OBJECTIVE: Each line below is to be written out in full, exactly as shown.

RECORD LIST:
==============================

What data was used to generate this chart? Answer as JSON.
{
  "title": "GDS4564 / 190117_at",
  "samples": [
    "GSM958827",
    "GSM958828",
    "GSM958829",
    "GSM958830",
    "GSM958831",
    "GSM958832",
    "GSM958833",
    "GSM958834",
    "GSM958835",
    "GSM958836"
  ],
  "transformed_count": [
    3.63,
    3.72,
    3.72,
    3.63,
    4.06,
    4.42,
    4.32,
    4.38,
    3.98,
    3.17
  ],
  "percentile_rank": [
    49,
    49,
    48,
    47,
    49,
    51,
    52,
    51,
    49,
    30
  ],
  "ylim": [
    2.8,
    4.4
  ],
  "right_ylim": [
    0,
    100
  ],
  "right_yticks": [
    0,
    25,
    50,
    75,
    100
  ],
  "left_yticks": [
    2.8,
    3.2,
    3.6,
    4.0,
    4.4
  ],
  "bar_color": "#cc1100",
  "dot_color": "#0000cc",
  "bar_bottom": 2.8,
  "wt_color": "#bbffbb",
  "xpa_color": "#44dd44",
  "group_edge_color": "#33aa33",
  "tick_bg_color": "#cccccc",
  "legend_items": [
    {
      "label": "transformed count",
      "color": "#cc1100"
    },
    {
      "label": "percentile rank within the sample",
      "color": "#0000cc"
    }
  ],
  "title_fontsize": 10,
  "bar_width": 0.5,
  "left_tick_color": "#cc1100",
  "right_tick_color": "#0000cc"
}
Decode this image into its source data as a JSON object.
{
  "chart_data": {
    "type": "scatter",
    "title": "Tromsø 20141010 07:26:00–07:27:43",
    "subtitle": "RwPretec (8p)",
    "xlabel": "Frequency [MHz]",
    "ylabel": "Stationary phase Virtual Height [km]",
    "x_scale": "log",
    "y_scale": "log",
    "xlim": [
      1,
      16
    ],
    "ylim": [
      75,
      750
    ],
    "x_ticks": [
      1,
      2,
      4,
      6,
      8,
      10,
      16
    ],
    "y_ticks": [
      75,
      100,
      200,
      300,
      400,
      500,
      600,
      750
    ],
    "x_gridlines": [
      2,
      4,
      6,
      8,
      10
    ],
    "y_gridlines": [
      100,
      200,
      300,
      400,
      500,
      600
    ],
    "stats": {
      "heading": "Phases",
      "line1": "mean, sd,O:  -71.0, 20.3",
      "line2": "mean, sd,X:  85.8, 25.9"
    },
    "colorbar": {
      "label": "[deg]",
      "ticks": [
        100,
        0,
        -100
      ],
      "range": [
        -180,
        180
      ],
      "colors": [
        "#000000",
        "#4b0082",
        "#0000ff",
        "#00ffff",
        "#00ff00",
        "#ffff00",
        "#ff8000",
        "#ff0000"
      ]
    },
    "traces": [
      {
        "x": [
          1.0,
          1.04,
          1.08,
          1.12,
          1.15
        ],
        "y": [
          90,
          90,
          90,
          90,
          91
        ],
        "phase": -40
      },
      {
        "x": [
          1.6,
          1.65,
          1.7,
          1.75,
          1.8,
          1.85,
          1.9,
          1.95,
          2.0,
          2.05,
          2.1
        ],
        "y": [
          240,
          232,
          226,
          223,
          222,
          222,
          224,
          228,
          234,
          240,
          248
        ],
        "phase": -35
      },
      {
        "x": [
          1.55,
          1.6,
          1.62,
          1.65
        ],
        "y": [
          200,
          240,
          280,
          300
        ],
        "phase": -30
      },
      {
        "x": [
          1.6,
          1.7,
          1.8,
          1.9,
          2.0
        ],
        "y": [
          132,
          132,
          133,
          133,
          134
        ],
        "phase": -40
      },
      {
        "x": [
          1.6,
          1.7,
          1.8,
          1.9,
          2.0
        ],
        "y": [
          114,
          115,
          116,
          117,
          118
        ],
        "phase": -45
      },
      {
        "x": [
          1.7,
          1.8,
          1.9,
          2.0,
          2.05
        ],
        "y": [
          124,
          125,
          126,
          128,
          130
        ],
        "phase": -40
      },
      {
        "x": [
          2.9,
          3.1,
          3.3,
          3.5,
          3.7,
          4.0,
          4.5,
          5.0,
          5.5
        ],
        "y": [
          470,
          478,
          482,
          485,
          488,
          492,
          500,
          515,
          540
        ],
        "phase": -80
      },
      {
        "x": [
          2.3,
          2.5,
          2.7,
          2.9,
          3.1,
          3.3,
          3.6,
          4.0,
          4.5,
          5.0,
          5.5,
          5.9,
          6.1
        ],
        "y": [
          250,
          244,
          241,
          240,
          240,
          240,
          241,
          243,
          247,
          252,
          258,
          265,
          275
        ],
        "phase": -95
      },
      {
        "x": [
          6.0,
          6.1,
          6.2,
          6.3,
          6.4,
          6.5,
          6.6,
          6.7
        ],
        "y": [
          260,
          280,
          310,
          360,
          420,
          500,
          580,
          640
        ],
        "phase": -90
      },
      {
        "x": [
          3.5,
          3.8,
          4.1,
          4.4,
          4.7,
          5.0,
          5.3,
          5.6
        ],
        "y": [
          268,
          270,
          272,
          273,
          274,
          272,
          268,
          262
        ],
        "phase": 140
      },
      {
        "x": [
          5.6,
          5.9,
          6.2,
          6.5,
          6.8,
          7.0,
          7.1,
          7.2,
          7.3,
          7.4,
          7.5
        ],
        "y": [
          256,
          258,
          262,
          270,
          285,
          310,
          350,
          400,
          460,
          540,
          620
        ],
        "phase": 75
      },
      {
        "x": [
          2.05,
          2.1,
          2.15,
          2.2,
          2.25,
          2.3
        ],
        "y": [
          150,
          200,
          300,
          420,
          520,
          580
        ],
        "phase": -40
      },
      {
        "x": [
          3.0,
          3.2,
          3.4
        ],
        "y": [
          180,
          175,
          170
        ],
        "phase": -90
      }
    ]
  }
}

==============================

EXERCISE ANSWER:
What data was used to generate this chart? Answer as JSON.
{
  "title": "GDS4564 / 190117_at",
  "samples": [
    "GSM958827",
    "GSM958828",
    "GSM958829",
    "GSM958830",
    "GSM958831",
    "GSM958832",
    "GSM958833",
    "GSM958834",
    "GSM958835",
    "GSM958836"
  ],
  "transformed_count": [
    3.63,
    3.72,
    3.72,
    3.63,
    4.06,
    4.42,
    4.32,
    4.38,
    3.98,
    3.17
  ],
  "percentile_rank": [
    49,
    49,
    48,
    47,
    49,
    51,
    52,
    51,
    49,
    30
  ],
  "ylim": [
    2.8,
    4.4
  ],
  "right_ylim": [
    0,
    100
  ],
  "right_yticks": [
    0,
    25,
    50,
    75,
    100
  ],
  "left_yticks": [
    2.8,
    3.2,
    3.6,
    4.0,
    4.4
  ],
  "bar_color": "#cc1100",
  "dot_color": "#0000cc",
  "bar_bottom": 2.8,
  "wt_color": "#bbffbb",
  "xpa_color": "#44dd44",
  "group_edge_color": "#33aa33",
  "tick_bg_color": "#cccccc",
  "legend_items": [
    {
      "label": "transformed count",
      "color": "#cc1100"
    },
    {
      "label": "percentile rank within the sample",
      "color": "#0000cc"
    }
  ],
  "title_fontsize": 10,
  "bar_width": 0.5,
  "left_tick_color": "#cc1100",
  "right_tick_color": "#0000cc"
}
Decode this image into its source data as a JSON object.
{
  "chart_data": {
    "type": "scatter",
    "title": "Tromsø 20141010 07:26:00–07:27:43",
    "subtitle": "RwPretec (8p)",
    "xlabel": "Frequency [MHz]",
    "ylabel": "Stationary phase Virtual Height [km]",
    "x_scale": "log",
    "y_scale": "log",
    "xlim": [
      1,
      16
    ],
    "ylim": [
      75,
      750
    ],
    "x_ticks": [
      1,
      2,
      4,
      6,
      8,
      10,
      16
    ],
    "y_ticks": [
      75,
      100,
      200,
      300,
      400,
      500,
      600,
      750
    ],
    "x_gridlines": [
      2,
      4,
      6,
      8,
      10
    ],
    "y_gridlines": [
      100,
      200,
      300,
      400,
      500,
      600
    ],
    "stats": {
      "heading": "Phases",
      "line1": "mean, sd,O:  -71.0, 20.3",
      "line2": "mean, sd,X:  85.8, 25.9"
    },
    "colorbar": {
      "label": "[deg]",
      "ticks": [
        100,
        0,
        -100
      ],
      "range": [
        -180,
        180
      ],
      "colors": [
        "#000000",
        "#4b0082",
        "#0000ff",
        "#00ffff",
        "#00ff00",
        "#ffff00",
        "#ff8000",
        "#ff0000"
      ]
    },
    "traces": [
      {
        "x": [
          1.0,
          1.04,
          1.08,
          1.12,
          1.15
        ],
        "y": [
          90,
          90,
          90,
          90,
          91
        ],
        "phase": -40
      },
      {
        "x": [
          1.6,
          1.65,
          1.7,
          1.75,
          1.8,
          1.85,
          1.9,
          1.95,
          2.0,
          2.05,
          2.1
        ],
        "y": [
          240,
          232,
          226,
          223,
          222,
          222,
          224,
          228,
          234,
          240,
          248
        ],
        "phase": -35
      },
      {
        "x": [
          1.55,
          1.6,
          1.62,
          1.65
        ],
        "y": [
          200,
          240,
          280,
          300
        ],
        "phase": -30
      },
      {
        "x": [
          1.6,
          1.7,
          1.8,
          1.9,
          2.0
        ],
        "y": [
          132,
          132,
          133,
          133,
          134
        ],
        "phase": -40
      },
      {
        "x": [
          1.6,
          1.7,
          1.8,
          1.9,
          2.0
        ],
        "y": [
          114,
          115,
          116,
          117,
          118
        ],
        "phase": -45
      },
      {
        "x": [
          1.7,
          1.8,
          1.9,
          2.0,
          2.05
        ],
        "y": [
          124,
          125,
          126,
          128,
          130
        ],
        "phase": -40
      },
      {
        "x": [
          2.9,
          3.1,
          3.3,
          3.5,
          3.7,
          4.0,
          4.5,
          5.0,
          5.5
        ],
        "y": [
          470,
          478,
          482,
          485,
          488,
          492,
          500,
          515,
          540
        ],
        "phase": -80
      },
      {
        "x": [
          2.3,
          2.5,
          2.7,
          2.9,
          3.1,
          3.3,
          3.6,
          4.0,
          4.5,
          5.0,
          5.5,
          5.9,
          6.1
        ],
        "y": [
          250,
          244,
          241,
          240,
          240,
          240,
          241,
          243,
          247,
          252,
          258,
          265,
          275
        ],
        "phase": -95
      },
      {
        "x": [
          6.0,
          6.1,
          6.2,
          6.3,
          6.4,
          6.5,
          6.6,
          6.7
        ],
        "y": [
          260,
          280,
          310,
          360,
          420,
          500,
          580,
          640
        ],
        "phase": -90
      },
      {
        "x": [
          3.5,
          3.8,
          4.1,
          4.4,
          4.7,
          5.0,
          5.3,
          5.6
        ],
        "y": [
          268,
          270,
          272,
          273,
          274,
          272,
          268,
          262
        ],
        "phase": 140
      },
      {
        "x": [
          5.6,
          5.9,
          6.2,
          6.5,
          6.8,
          7.0,
          7.1,
          7.2,
          7.3,
          7.4,
          7.5
        ],
        "y": [
          256,
          258,
          262,
          270,
          285,
          310,
          350,
          400,
          460,
          540,
          620
        ],
        "phase": 75
      },
      {
        "x": [
          2.05,
          2.1,
          2.15,
          2.2,
          2.25,
          2.3
        ],
        "y": [
          150,
          200,
          300,
          420,
          520,
          580
        ],
        "phase": -40
      },
      {
        "x": [
          3.0,
          3.2,
          3.4
        ],
        "y": [
          180,
          175,
          170
        ],
        "phase": -90
      }
    ]
  }
}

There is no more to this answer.